## BEGIN Entries supplied
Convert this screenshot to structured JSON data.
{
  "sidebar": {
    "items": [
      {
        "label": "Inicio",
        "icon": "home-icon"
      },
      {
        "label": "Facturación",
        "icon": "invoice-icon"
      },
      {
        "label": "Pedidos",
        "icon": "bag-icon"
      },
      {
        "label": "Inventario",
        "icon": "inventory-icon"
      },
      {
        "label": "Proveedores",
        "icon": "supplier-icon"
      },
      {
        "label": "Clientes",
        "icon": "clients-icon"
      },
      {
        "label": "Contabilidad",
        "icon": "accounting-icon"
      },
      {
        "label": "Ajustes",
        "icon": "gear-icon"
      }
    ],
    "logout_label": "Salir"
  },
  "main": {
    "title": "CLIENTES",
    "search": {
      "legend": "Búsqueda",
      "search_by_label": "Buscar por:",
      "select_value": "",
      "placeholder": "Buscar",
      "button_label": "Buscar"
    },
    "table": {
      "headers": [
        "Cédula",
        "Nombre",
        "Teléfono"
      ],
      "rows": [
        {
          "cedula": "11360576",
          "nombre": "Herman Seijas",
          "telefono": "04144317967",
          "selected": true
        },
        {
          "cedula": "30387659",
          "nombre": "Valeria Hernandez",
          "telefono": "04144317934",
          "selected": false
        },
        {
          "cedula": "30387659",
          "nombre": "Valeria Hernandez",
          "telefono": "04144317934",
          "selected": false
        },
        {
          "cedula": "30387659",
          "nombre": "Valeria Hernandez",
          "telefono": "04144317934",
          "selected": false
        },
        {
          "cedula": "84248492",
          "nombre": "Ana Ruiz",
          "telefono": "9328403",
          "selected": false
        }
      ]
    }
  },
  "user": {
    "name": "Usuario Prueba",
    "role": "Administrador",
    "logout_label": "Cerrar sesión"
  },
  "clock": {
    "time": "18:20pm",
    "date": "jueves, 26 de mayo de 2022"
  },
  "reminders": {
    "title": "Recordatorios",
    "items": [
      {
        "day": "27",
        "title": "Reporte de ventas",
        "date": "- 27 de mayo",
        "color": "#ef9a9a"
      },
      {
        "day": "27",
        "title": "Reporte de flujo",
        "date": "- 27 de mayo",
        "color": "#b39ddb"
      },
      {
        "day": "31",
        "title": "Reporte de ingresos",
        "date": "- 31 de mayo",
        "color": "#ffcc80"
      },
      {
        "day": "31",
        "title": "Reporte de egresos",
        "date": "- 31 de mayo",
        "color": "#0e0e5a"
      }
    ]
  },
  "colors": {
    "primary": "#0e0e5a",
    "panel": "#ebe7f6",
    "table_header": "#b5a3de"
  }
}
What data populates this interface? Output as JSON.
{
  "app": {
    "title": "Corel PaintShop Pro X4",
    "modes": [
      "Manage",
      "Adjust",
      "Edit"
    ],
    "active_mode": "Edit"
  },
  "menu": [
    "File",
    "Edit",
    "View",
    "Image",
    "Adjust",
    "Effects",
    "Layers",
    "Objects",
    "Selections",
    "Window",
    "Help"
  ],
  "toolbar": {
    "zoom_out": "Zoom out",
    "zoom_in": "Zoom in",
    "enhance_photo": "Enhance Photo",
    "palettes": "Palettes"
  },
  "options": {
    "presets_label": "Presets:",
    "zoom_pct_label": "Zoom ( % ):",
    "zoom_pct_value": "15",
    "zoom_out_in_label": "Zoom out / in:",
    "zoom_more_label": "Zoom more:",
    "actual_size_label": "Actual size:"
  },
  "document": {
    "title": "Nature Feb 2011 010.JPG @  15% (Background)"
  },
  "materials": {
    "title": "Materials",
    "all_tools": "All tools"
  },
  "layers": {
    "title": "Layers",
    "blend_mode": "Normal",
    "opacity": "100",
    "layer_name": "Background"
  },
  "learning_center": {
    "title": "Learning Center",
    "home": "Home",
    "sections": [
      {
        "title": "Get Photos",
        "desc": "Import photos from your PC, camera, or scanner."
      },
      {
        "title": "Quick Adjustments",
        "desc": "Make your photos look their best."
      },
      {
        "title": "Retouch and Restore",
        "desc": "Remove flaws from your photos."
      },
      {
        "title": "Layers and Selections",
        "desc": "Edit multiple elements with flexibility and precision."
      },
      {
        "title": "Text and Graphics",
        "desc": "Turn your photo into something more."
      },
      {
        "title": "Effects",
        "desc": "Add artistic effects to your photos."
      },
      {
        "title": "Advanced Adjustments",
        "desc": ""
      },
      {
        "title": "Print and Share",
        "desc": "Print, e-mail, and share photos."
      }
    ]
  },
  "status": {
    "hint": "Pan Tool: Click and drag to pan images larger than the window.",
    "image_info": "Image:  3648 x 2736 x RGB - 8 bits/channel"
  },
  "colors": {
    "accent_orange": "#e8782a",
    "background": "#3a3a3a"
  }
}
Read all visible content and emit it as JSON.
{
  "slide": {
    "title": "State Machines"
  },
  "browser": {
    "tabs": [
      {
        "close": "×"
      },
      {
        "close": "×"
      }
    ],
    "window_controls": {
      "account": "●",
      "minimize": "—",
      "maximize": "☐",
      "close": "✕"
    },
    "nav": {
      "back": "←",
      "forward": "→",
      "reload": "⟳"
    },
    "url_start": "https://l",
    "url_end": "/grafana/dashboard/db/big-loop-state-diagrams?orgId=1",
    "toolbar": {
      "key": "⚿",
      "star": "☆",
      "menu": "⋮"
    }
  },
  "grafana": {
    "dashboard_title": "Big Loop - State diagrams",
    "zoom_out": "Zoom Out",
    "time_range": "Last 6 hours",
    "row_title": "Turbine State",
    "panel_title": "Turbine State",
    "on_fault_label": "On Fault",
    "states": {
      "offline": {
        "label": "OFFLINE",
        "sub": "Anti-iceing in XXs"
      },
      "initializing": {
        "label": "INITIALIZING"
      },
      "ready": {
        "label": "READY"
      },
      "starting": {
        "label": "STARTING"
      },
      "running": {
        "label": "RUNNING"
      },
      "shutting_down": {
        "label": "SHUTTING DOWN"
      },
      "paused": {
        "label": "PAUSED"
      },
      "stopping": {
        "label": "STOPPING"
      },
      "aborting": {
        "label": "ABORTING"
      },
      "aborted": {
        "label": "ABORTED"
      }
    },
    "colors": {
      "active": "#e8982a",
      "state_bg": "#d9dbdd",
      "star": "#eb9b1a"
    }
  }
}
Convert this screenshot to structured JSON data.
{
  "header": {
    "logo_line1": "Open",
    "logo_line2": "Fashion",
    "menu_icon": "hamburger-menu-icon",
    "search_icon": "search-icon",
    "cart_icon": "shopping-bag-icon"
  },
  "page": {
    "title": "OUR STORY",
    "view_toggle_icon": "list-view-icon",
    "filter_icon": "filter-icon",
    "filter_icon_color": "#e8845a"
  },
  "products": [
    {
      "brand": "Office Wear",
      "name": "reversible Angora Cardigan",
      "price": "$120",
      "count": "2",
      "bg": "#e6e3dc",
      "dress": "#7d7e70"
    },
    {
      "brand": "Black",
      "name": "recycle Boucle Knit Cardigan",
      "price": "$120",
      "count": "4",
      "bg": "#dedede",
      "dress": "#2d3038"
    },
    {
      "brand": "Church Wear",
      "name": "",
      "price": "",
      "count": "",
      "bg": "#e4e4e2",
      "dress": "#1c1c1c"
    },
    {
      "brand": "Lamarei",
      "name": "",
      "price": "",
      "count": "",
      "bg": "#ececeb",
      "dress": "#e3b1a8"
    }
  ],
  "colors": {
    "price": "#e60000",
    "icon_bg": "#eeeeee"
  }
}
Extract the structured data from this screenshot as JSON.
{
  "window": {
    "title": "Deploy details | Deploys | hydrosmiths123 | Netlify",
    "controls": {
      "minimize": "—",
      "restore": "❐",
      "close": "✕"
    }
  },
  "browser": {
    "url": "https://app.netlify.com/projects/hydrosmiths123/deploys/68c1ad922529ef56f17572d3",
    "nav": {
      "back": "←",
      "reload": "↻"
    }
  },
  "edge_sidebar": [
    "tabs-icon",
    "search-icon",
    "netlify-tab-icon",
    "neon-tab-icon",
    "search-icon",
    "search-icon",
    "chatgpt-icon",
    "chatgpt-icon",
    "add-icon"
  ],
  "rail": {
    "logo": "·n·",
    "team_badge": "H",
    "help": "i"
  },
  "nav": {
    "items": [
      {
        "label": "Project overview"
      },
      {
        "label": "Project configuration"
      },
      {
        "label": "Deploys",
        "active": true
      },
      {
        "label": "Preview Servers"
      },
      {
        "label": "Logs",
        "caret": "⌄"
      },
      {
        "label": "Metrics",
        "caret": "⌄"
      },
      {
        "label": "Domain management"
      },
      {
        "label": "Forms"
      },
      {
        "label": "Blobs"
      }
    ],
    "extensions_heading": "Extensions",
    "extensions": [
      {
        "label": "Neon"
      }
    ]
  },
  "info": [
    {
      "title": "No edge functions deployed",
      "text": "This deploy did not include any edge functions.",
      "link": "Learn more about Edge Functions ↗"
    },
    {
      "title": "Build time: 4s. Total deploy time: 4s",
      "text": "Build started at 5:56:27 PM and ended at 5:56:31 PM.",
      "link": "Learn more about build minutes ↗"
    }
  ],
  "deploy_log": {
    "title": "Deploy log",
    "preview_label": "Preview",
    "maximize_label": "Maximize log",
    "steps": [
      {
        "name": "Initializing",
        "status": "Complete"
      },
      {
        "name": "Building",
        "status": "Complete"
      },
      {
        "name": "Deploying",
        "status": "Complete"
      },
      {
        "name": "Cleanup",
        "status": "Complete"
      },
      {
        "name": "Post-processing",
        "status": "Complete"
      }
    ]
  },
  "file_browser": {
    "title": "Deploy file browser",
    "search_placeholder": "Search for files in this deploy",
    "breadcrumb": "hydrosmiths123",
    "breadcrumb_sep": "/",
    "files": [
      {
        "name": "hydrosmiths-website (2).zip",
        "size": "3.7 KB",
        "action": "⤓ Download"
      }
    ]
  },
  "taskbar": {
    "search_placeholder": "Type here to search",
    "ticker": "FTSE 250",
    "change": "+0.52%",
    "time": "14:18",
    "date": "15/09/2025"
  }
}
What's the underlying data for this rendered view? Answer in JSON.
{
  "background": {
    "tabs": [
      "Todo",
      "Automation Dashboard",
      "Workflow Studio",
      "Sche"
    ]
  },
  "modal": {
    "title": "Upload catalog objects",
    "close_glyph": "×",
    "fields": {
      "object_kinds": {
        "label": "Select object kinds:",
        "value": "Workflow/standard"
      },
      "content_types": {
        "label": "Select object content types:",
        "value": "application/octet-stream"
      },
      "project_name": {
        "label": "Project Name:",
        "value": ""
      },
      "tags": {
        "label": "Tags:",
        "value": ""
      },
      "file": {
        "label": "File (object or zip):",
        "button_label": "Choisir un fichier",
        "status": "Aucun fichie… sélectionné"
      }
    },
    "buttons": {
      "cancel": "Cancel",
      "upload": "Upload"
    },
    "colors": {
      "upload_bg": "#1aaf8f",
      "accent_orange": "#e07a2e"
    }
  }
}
## END Entries supplied
__Directions__: Gather every line from the listing above in which the word "Reporte" appears.

__The output__:
        "title": "Reporte de ventas",
        "title": "Reporte de flujo",
        "title": "Reporte de ingresos",
        "title": "Reporte de egresos",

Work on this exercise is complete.